### INFORMATION GIVEN ###
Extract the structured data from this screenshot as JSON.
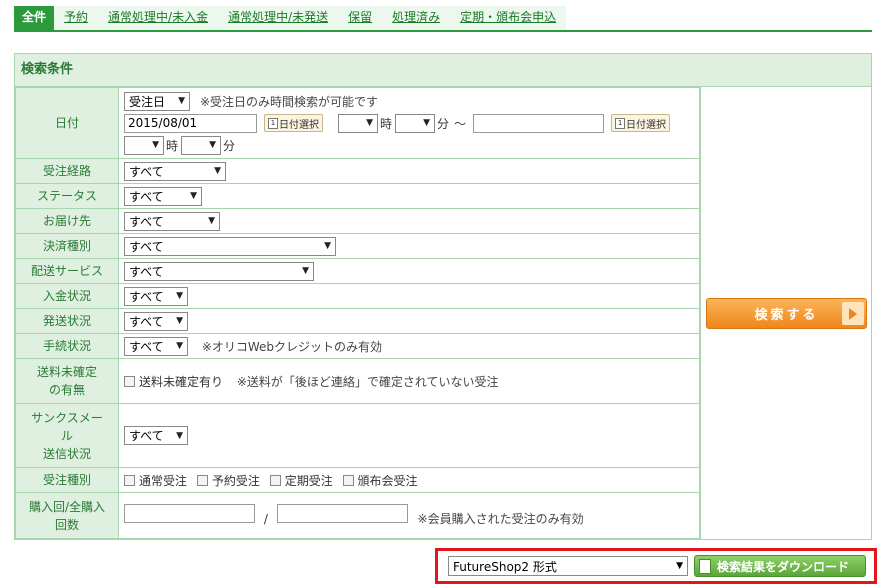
{
  "tabs": [
    {
      "label": "全件",
      "active": true
    },
    {
      "label": "予約"
    },
    {
      "label": "通常処理中/未入金"
    },
    {
      "label": "通常処理中/未発送"
    },
    {
      "label": "保留"
    },
    {
      "label": "処理済み"
    },
    {
      "label": "定期・頒布会申込"
    }
  ],
  "panel": {
    "title": "検索条件"
  },
  "fields": {
    "date": {
      "label": "日付",
      "type_select": "受注日",
      "note": "※受注日のみ時間検索が可能です",
      "start_date": "2015/08/01",
      "end_date": "",
      "calendar_btn": "日付選択",
      "calendar_icon_text": "1",
      "hour_start": "",
      "minute_start": "",
      "hour_end": "",
      "minute_end": "",
      "hour_unit": "時",
      "minute_unit": "分",
      "range_sep": "〜"
    },
    "route": {
      "label": "受注経路",
      "value": "すべて"
    },
    "status": {
      "label": "ステータス",
      "value": "すべて"
    },
    "delivery": {
      "label": "お届け先",
      "value": "すべて"
    },
    "payment_type": {
      "label": "決済種別",
      "value": "すべて"
    },
    "shipping_service": {
      "label": "配送サービス",
      "value": "すべて"
    },
    "payment_status": {
      "label": "入金状況",
      "value": "すべて"
    },
    "shipping_status": {
      "label": "発送状況",
      "value": "すべて"
    },
    "procedure_status": {
      "label": "手続状況",
      "value": "すべて",
      "note": "※オリコWebクレジットのみ有効"
    },
    "shipping_fee": {
      "label_l1": "送料未確定",
      "label_l2": "の有無",
      "checkbox_label": "送料未確定有り",
      "note": "※送料が「後ほど連絡」で確定されていない受注"
    },
    "thanks_mail": {
      "label_l1": "サンクスメー",
      "label_l2": "ル",
      "label_l3": "送信状況",
      "value": "すべて"
    },
    "order_type": {
      "label": "受注種別",
      "options": [
        "通常受注",
        "予約受注",
        "定期受注",
        "頒布会受注"
      ]
    },
    "purchase_count": {
      "label_l1": "購入回/全購入",
      "label_l2": "回数",
      "sep": "/",
      "from": "",
      "to": "",
      "note": "※会員購入された受注のみ有効"
    }
  },
  "search_button": "検索する",
  "download": {
    "format": "FutureShop2 形式",
    "button": "検索結果をダウンロード"
  }
}
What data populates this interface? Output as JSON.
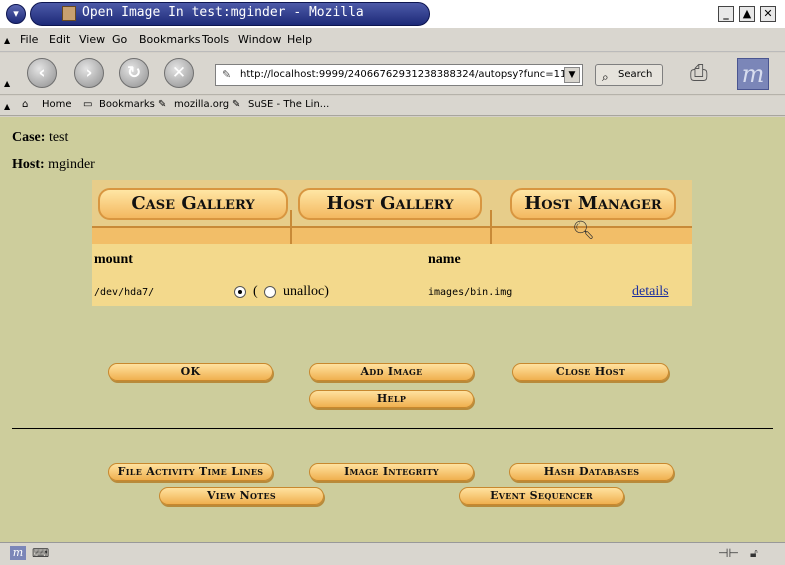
{
  "window": {
    "title": "Open Image In test:mginder - Mozilla",
    "controls": [
      "_",
      "▲",
      "✕"
    ]
  },
  "menubar": [
    "File",
    "Edit",
    "View",
    "Go",
    "Bookmarks",
    "Tools",
    "Window",
    "Help"
  ],
  "navbar": {
    "url": "http://localhost:9999/24066762931238388324/autopsy?func=11&ca",
    "search_label": "Search"
  },
  "personal_toolbar": {
    "home": "Home",
    "bookmarks": "Bookmarks",
    "link1": "mozilla.org",
    "link2": "SuSE - The Lin..."
  },
  "page": {
    "case_label": "Case:",
    "case_value": "test",
    "host_label": "Host:",
    "host_value": "mginder",
    "tabs": [
      "Case Gallery",
      "Host Gallery",
      "Host Manager"
    ],
    "table": {
      "col_mount": "mount",
      "col_name": "name",
      "mount_value": "/dev/hda7/",
      "paren_open": "(",
      "unalloc_label": "unalloc)",
      "name_value": "images/bin.img",
      "details_link": "details"
    },
    "buttons": {
      "ok": "OK",
      "add_image": "Add Image",
      "close_host": "Close Host",
      "help": "Help",
      "file_activity": "File Activity Time Lines",
      "image_integrity": "Image Integrity",
      "hash_databases": "Hash Databases",
      "view_notes": "View Notes",
      "event_sequencer": "Event Sequencer"
    }
  }
}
###
WHAT THE TASK REQUIRES: The records above should be reproduced exactly, with no pictures included.

WRITTEN REPLY:
Extract the structured data from this screenshot as JSON.
{
  "tabs": [
    {
      "label": "全件",
      "active": true
    },
    {
      "label": "予約"
    },
    {
      "label": "通常処理中/未入金"
    },
    {
      "label": "通常処理中/未発送"
    },
    {
      "label": "保留"
    },
    {
      "label": "処理済み"
    },
    {
      "label": "定期・頒布会申込"
    }
  ],
  "panel": {
    "title": "検索条件"
  },
  "fields": {
    "date": {
      "label": "日付",
      "type_select": "受注日",
      "note": "※受注日のみ時間検索が可能です",
      "start_date": "2015/08/01",
      "end_date": "",
      "calendar_btn": "日付選択",
      "calendar_icon_text": "1",
      "hour_start": "",
      "minute_start": "",
      "hour_end": "",
      "minute_end": "",
      "hour_unit": "時",
      "minute_unit": "分",
      "range_sep": "〜"
    },
    "route": {
      "label": "受注経路",
      "value": "すべて"
    },
    "status": {
      "label": "ステータス",
      "value": "すべて"
    },
    "delivery": {
      "label": "お届け先",
      "value": "すべて"
    },
    "payment_type": {
      "label": "決済種別",
      "value": "すべて"
    },
    "shipping_service": {
      "label": "配送サービス",
      "value": "すべて"
    },
    "payment_status": {
      "label": "入金状況",
      "value": "すべて"
    },
    "shipping_status": {
      "label": "発送状況",
      "value": "すべて"
    },
    "procedure_status": {
      "label": "手続状況",
      "value": "すべて",
      "note": "※オリコWebクレジットのみ有効"
    },
    "shipping_fee": {
      "label_l1": "送料未確定",
      "label_l2": "の有無",
      "checkbox_label": "送料未確定有り",
      "note": "※送料が「後ほど連絡」で確定されていない受注"
    },
    "thanks_mail": {
      "label_l1": "サンクスメー",
      "label_l2": "ル",
      "label_l3": "送信状況",
      "value": "すべて"
    },
    "order_type": {
      "label": "受注種別",
      "options": [
        "通常受注",
        "予約受注",
        "定期受注",
        "頒布会受注"
      ]
    },
    "purchase_count": {
      "label_l1": "購入回/全購入",
      "label_l2": "回数",
      "sep": "/",
      "from": "",
      "to": "",
      "note": "※会員購入された受注のみ有効"
    }
  },
  "search_button": "検索する",
  "download": {
    "format": "FutureShop2 形式",
    "button": "検索結果をダウンロード"
  }
}
What data populates this interface? Output as JSON.
{
  "window": {
    "title": "Open Image In test:mginder - Mozilla",
    "controls": [
      "_",
      "▲",
      "✕"
    ]
  },
  "menubar": [
    "File",
    "Edit",
    "View",
    "Go",
    "Bookmarks",
    "Tools",
    "Window",
    "Help"
  ],
  "navbar": {
    "url": "http://localhost:9999/24066762931238388324/autopsy?func=11&ca",
    "search_label": "Search"
  },
  "personal_toolbar": {
    "home": "Home",
    "bookmarks": "Bookmarks",
    "link1": "mozilla.org",
    "link2": "SuSE - The Lin..."
  },
  "page": {
    "case_label": "Case:",
    "case_value": "test",
    "host_label": "Host:",
    "host_value": "mginder",
    "tabs": [
      "Case Gallery",
      "Host Gallery",
      "Host Manager"
    ],
    "table": {
      "col_mount": "mount",
      "col_name": "name",
      "mount_value": "/dev/hda7/",
      "paren_open": "(",
      "unalloc_label": "unalloc)",
      "name_value": "images/bin.img",
      "details_link": "details"
    },
    "buttons": {
      "ok": "OK",
      "add_image": "Add Image",
      "close_host": "Close Host",
      "help": "Help",
      "file_activity": "File Activity Time Lines",
      "image_integrity": "Image Integrity",
      "hash_databases": "Hash Databases",
      "view_notes": "View Notes",
      "event_sequencer": "Event Sequencer"
    }
  }
}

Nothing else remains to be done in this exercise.